* **Work instructions**:
Without skipping anything, write out each record below exactly.

* Start Material supplied *

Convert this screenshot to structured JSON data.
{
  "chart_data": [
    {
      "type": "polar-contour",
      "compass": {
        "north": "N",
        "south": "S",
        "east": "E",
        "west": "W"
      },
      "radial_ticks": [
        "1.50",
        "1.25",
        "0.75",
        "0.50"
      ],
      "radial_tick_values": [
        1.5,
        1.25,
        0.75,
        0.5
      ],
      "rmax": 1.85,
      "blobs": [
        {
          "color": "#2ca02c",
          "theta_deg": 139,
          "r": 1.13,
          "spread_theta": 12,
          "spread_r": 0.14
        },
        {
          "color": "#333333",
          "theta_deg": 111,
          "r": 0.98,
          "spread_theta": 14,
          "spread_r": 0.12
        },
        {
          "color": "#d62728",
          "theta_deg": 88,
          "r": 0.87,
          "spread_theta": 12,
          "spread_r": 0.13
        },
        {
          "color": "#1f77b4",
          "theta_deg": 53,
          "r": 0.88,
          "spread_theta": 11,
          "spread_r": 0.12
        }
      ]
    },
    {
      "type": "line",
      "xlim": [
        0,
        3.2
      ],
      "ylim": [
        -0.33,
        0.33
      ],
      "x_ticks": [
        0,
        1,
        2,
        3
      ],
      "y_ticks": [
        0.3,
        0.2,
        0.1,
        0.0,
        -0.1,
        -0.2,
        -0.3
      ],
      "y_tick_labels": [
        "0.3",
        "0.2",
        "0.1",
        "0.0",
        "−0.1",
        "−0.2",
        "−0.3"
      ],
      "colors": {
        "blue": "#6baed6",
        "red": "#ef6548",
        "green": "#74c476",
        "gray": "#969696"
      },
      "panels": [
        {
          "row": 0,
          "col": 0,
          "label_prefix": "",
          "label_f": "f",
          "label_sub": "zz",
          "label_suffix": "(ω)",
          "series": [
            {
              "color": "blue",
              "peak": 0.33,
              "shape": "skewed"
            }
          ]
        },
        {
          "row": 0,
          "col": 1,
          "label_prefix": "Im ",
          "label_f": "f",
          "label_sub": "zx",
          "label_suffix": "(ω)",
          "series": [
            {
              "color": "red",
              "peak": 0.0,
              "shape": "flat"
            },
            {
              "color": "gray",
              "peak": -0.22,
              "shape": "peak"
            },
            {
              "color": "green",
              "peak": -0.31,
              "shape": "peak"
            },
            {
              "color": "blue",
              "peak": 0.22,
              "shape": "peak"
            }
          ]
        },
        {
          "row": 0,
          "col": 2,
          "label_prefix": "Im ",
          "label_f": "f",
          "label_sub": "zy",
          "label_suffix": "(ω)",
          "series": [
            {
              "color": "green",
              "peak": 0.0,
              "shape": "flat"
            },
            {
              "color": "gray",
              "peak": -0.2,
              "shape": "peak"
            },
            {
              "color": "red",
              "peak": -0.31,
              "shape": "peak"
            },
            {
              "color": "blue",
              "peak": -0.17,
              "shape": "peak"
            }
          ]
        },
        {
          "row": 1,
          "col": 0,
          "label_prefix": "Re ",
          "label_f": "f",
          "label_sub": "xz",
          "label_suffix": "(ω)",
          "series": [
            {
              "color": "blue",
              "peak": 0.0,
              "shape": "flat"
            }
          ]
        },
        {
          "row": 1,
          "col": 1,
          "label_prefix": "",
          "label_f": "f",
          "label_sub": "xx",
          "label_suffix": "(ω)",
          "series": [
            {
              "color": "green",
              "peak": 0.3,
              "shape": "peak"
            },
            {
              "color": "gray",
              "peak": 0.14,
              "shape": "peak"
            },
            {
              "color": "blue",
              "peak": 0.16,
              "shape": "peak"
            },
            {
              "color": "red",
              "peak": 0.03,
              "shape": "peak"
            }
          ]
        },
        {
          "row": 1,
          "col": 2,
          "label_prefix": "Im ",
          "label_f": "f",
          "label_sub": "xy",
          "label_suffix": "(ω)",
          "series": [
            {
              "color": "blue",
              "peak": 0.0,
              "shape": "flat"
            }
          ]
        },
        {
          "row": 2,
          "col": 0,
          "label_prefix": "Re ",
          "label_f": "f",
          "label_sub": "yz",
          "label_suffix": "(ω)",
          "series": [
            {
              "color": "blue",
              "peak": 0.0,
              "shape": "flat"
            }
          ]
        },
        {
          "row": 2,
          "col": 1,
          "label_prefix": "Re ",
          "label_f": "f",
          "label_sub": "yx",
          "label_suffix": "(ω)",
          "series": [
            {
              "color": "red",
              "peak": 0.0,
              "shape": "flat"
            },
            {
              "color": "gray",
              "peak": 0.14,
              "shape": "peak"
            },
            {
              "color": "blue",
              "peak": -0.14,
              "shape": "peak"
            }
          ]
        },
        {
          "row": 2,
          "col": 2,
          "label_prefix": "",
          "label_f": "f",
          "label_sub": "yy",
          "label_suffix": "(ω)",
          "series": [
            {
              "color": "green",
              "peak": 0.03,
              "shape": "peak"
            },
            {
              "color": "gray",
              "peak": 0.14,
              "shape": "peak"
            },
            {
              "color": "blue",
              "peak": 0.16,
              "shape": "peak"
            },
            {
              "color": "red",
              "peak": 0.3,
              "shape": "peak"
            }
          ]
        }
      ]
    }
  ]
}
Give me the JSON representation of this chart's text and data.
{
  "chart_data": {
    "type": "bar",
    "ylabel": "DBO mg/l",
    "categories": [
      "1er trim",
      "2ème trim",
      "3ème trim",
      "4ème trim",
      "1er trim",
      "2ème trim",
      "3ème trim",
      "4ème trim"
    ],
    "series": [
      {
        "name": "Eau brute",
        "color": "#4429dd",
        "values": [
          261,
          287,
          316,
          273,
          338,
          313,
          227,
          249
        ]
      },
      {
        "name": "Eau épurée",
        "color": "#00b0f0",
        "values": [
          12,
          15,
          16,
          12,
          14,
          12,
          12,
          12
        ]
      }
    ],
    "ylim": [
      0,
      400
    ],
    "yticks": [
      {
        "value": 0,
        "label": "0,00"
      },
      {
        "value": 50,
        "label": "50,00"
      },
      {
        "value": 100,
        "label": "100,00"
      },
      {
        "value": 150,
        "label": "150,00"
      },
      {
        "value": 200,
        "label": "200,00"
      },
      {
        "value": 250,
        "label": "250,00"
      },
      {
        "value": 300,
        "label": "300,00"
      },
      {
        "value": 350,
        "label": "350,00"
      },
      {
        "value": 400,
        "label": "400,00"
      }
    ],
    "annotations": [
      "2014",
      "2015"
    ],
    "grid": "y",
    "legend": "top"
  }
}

* End Material supplied *

* **Right answer**:
Convert this screenshot to structured JSON data.
{
  "chart_data": [
    {
      "type": "polar-contour",
      "compass": {
        "north": "N",
        "south": "S",
        "east": "E",
        "west": "W"
      },
      "radial_ticks": [
        "1.50",
        "1.25",
        "0.75",
        "0.50"
      ],
      "radial_tick_values": [
        1.5,
        1.25,
        0.75,
        0.5
      ],
      "rmax": 1.85,
      "blobs": [
        {
          "color": "#2ca02c",
          "theta_deg": 139,
          "r": 1.13,
          "spread_theta": 12,
          "spread_r": 0.14
        },
        {
          "color": "#333333",
          "theta_deg": 111,
          "r": 0.98,
          "spread_theta": 14,
          "spread_r": 0.12
        },
        {
          "color": "#d62728",
          "theta_deg": 88,
          "r": 0.87,
          "spread_theta": 12,
          "spread_r": 0.13
        },
        {
          "color": "#1f77b4",
          "theta_deg": 53,
          "r": 0.88,
          "spread_theta": 11,
          "spread_r": 0.12
        }
      ]
    },
    {
      "type": "line",
      "xlim": [
        0,
        3.2
      ],
      "ylim": [
        -0.33,
        0.33
      ],
      "x_ticks": [
        0,
        1,
        2,
        3
      ],
      "y_ticks": [
        0.3,
        0.2,
        0.1,
        0.0,
        -0.1,
        -0.2,
        -0.3
      ],
      "y_tick_labels": [
        "0.3",
        "0.2",
        "0.1",
        "0.0",
        "−0.1",
        "−0.2",
        "−0.3"
      ],
      "colors": {
        "blue": "#6baed6",
        "red": "#ef6548",
        "green": "#74c476",
        "gray": "#969696"
      },
      "panels": [
        {
          "row": 0,
          "col": 0,
          "label_prefix": "",
          "label_f": "f",
          "label_sub": "zz",
          "label_suffix": "(ω)",
          "series": [
            {
              "color": "blue",
              "peak": 0.33,
              "shape": "skewed"
            }
          ]
        },
        {
          "row": 0,
          "col": 1,
          "label_prefix": "Im ",
          "label_f": "f",
          "label_sub": "zx",
          "label_suffix": "(ω)",
          "series": [
            {
              "color": "red",
              "peak": 0.0,
              "shape": "flat"
            },
            {
              "color": "gray",
              "peak": -0.22,
              "shape": "peak"
            },
            {
              "color": "green",
              "peak": -0.31,
              "shape": "peak"
            },
            {
              "color": "blue",
              "peak": 0.22,
              "shape": "peak"
            }
          ]
        },
        {
          "row": 0,
          "col": 2,
          "label_prefix": "Im ",
          "label_f": "f",
          "label_sub": "zy",
          "label_suffix": "(ω)",
          "series": [
            {
              "color": "green",
              "peak": 0.0,
              "shape": "flat"
            },
            {
              "color": "gray",
              "peak": -0.2,
              "shape": "peak"
            },
            {
              "color": "red",
              "peak": -0.31,
              "shape": "peak"
            },
            {
              "color": "blue",
              "peak": -0.17,
              "shape": "peak"
            }
          ]
        },
        {
          "row": 1,
          "col": 0,
          "label_prefix": "Re ",
          "label_f": "f",
          "label_sub": "xz",
          "label_suffix": "(ω)",
          "series": [
            {
              "color": "blue",
              "peak": 0.0,
              "shape": "flat"
            }
          ]
        },
        {
          "row": 1,
          "col": 1,
          "label_prefix": "",
          "label_f": "f",
          "label_sub": "xx",
          "label_suffix": "(ω)",
          "series": [
            {
              "color": "green",
              "peak": 0.3,
              "shape": "peak"
            },
            {
              "color": "gray",
              "peak": 0.14,
              "shape": "peak"
            },
            {
              "color": "blue",
              "peak": 0.16,
              "shape": "peak"
            },
            {
              "color": "red",
              "peak": 0.03,
              "shape": "peak"
            }
          ]
        },
        {
          "row": 1,
          "col": 2,
          "label_prefix": "Im ",
          "label_f": "f",
          "label_sub": "xy",
          "label_suffix": "(ω)",
          "series": [
            {
              "color": "blue",
              "peak": 0.0,
              "shape": "flat"
            }
          ]
        },
        {
          "row": 2,
          "col": 0,
          "label_prefix": "Re ",
          "label_f": "f",
          "label_sub": "yz",
          "label_suffix": "(ω)",
          "series": [
            {
              "color": "blue",
              "peak": 0.0,
              "shape": "flat"
            }
          ]
        },
        {
          "row": 2,
          "col": 1,
          "label_prefix": "Re ",
          "label_f": "f",
          "label_sub": "yx",
          "label_suffix": "(ω)",
          "series": [
            {
              "color": "red",
              "peak": 0.0,
              "shape": "flat"
            },
            {
              "color": "gray",
              "peak": 0.14,
              "shape": "peak"
            },
            {
              "color": "blue",
              "peak": -0.14,
              "shape": "peak"
            }
          ]
        },
        {
          "row": 2,
          "col": 2,
          "label_prefix": "",
          "label_f": "f",
          "label_sub": "yy",
          "label_suffix": "(ω)",
          "series": [
            {
              "color": "green",
              "peak": 0.03,
              "shape": "peak"
            },
            {
              "color": "gray",
              "peak": 0.14,
              "shape": "peak"
            },
            {
              "color": "blue",
              "peak": 0.16,
              "shape": "peak"
            },
            {
              "color": "red",
              "peak": 0.3,
              "shape": "peak"
            }
          ]
        }
      ]
    }
  ]
}
Give me the JSON representation of this chart's text and data.
{
  "chart_data": {
    "type": "bar",
    "ylabel": "DBO mg/l",
    "categories": [
      "1er trim",
      "2ème trim",
      "3ème trim",
      "4ème trim",
      "1er trim",
      "2ème trim",
      "3ème trim",
      "4ème trim"
    ],
    "series": [
      {
        "name": "Eau brute",
        "color": "#4429dd",
        "values": [
          261,
          287,
          316,
          273,
          338,
          313,
          227,
          249
        ]
      },
      {
        "name": "Eau épurée",
        "color": "#00b0f0",
        "values": [
          12,
          15,
          16,
          12,
          14,
          12,
          12,
          12
        ]
      }
    ],
    "ylim": [
      0,
      400
    ],
    "yticks": [
      {
        "value": 0,
        "label": "0,00"
      },
      {
        "value": 50,
        "label": "50,00"
      },
      {
        "value": 100,
        "label": "100,00"
      },
      {
        "value": 150,
        "label": "150,00"
      },
      {
        "value": 200,
        "label": "200,00"
      },
      {
        "value": 250,
        "label": "250,00"
      },
      {
        "value": 300,
        "label": "300,00"
      },
      {
        "value": 350,
        "label": "350,00"
      },
      {
        "value": 400,
        "label": "400,00"
      }
    ],
    "annotations": [
      "2014",
      "2015"
    ],
    "grid": "y",
    "legend": "top"
  }
}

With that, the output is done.